"""

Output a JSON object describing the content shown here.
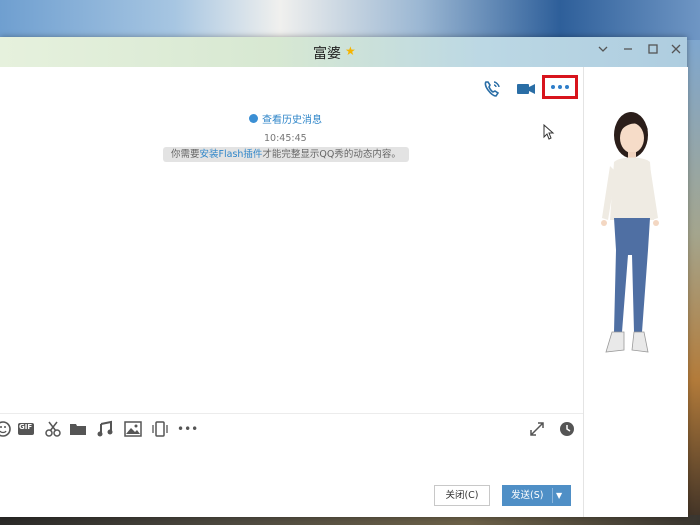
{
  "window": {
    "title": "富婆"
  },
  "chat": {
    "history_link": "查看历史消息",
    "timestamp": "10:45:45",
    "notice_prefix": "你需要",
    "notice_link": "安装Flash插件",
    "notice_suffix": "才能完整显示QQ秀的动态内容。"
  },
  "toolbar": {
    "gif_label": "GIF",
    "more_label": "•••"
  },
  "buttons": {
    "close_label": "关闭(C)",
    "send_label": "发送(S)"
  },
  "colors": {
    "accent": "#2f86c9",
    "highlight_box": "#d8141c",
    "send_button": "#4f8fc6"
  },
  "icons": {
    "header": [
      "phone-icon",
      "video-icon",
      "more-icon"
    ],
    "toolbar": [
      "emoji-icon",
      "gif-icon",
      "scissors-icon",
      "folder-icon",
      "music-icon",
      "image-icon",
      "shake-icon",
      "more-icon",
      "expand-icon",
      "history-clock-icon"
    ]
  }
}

"""
"""

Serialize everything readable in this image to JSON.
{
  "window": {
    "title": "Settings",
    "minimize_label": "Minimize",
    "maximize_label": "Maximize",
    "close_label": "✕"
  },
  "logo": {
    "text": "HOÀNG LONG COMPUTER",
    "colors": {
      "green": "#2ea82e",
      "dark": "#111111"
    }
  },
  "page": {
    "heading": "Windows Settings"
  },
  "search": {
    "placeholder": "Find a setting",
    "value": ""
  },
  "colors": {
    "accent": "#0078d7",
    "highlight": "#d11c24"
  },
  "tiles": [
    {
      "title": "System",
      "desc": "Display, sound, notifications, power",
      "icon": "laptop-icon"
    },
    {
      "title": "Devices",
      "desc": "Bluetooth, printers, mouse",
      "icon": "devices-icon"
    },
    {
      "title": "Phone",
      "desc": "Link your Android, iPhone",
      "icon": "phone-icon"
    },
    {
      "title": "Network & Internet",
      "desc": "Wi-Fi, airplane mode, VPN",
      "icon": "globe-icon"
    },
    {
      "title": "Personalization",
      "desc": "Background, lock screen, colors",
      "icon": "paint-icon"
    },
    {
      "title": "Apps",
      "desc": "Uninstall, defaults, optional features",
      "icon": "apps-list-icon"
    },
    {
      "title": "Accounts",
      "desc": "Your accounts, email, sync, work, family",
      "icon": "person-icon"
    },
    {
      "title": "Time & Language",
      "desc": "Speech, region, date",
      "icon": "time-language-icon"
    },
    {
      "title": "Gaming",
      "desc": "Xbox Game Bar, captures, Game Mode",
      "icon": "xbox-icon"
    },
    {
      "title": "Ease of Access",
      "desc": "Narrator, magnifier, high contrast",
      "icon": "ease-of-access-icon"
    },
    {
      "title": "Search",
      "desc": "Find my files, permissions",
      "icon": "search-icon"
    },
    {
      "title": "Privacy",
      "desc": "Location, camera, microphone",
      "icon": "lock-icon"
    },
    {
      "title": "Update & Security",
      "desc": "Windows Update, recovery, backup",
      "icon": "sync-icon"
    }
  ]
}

"""

▸ **PROBLEM DETAILS**
Look through the data above. Copy every line with the string "Find" in it.

▸ **COMPLETE RESPONSE**
    "placeholder": "Find a setting",
      "desc": "Find my files, permissions",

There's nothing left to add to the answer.